## Dataset records
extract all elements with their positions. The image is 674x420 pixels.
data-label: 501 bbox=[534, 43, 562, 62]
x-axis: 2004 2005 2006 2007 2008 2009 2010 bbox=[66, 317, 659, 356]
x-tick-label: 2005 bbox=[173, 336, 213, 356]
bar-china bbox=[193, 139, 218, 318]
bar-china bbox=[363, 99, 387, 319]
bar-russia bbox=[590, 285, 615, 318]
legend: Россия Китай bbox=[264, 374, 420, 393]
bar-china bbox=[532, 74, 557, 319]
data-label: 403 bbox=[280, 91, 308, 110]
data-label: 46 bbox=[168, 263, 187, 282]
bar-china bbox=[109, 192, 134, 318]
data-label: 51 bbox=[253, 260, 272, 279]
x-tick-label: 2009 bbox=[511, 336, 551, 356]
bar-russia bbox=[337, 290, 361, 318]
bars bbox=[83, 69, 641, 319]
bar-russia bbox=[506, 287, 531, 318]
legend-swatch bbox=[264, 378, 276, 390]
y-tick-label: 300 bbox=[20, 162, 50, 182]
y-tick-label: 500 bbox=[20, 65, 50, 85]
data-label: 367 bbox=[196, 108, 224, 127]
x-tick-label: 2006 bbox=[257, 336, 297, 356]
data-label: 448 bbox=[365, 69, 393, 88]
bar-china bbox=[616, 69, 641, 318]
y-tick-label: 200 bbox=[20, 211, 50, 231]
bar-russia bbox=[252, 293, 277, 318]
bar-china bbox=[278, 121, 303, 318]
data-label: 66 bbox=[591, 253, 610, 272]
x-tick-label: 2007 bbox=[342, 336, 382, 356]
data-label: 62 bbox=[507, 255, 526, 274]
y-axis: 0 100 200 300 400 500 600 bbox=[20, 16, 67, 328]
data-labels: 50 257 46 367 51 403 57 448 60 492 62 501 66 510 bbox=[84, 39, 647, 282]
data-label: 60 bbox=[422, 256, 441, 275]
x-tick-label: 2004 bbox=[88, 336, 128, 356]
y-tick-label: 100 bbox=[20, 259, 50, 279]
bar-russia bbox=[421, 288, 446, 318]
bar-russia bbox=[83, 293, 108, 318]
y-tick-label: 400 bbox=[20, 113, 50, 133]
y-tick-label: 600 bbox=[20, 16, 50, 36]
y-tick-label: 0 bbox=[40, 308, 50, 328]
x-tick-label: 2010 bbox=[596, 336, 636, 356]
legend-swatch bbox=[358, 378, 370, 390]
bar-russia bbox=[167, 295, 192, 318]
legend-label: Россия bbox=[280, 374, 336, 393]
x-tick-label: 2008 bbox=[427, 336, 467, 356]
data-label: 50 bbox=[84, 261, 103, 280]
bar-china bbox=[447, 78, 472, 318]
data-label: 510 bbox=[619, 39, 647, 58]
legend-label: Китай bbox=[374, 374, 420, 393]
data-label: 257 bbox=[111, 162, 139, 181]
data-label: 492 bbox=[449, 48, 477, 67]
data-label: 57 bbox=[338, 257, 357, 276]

## Objective
Copy out every line of the records above without changing anything.

## Reply
extract all elements with their positions. The image is 674x420 pixels.
data-label: 501 bbox=[534, 43, 562, 62]
x-axis: 2004 2005 2006 2007 2008 2009 2010 bbox=[66, 317, 659, 356]
x-tick-label: 2005 bbox=[173, 336, 213, 356]
bar-china bbox=[193, 139, 218, 318]
bar-china bbox=[363, 99, 387, 319]
bar-russia bbox=[590, 285, 615, 318]
legend: Россия Китай bbox=[264, 374, 420, 393]
bar-china bbox=[532, 74, 557, 319]
data-label: 403 bbox=[280, 91, 308, 110]
data-label: 46 bbox=[168, 263, 187, 282]
bar-china bbox=[109, 192, 134, 318]
data-label: 51 bbox=[253, 260, 272, 279]
x-tick-label: 2009 bbox=[511, 336, 551, 356]
bar-russia bbox=[337, 290, 361, 318]
bars bbox=[83, 69, 641, 319]
bar-russia bbox=[506, 287, 531, 318]
legend-swatch bbox=[264, 378, 276, 390]
y-tick-label: 300 bbox=[20, 162, 50, 182]
y-tick-label: 500 bbox=[20, 65, 50, 85]
data-label: 367 bbox=[196, 108, 224, 127]
x-tick-label: 2006 bbox=[257, 336, 297, 356]
data-label: 448 bbox=[365, 69, 393, 88]
bar-china bbox=[616, 69, 641, 318]
y-tick-label: 200 bbox=[20, 211, 50, 231]
bar-russia bbox=[252, 293, 277, 318]
bar-china bbox=[278, 121, 303, 318]
data-label: 66 bbox=[591, 253, 610, 272]
x-tick-label: 2007 bbox=[342, 336, 382, 356]
data-label: 62 bbox=[507, 255, 526, 274]
y-axis: 0 100 200 300 400 500 600 bbox=[20, 16, 67, 328]
data-labels: 50 257 46 367 51 403 57 448 60 492 62 501 66 510 bbox=[84, 39, 647, 282]
data-label: 60 bbox=[422, 256, 441, 275]
x-tick-label: 2004 bbox=[88, 336, 128, 356]
y-tick-label: 100 bbox=[20, 259, 50, 279]
bar-russia bbox=[421, 288, 446, 318]
bar-russia bbox=[83, 293, 108, 318]
y-tick-label: 400 bbox=[20, 113, 50, 133]
y-tick-label: 600 bbox=[20, 16, 50, 36]
y-tick-label: 0 bbox=[40, 308, 50, 328]
x-tick-label: 2010 bbox=[596, 336, 636, 356]
legend-swatch bbox=[358, 378, 370, 390]
bar-russia bbox=[167, 295, 192, 318]
legend-label: Россия bbox=[280, 374, 336, 393]
x-tick-label: 2008 bbox=[427, 336, 467, 356]
data-label: 50 bbox=[84, 261, 103, 280]
bar-china bbox=[447, 78, 472, 318]
data-label: 510 bbox=[619, 39, 647, 58]
legend-label: Китай bbox=[374, 374, 420, 393]
data-label: 257 bbox=[111, 162, 139, 181]
data-label: 492 bbox=[449, 48, 477, 67]
data-label: 57 bbox=[338, 257, 357, 276]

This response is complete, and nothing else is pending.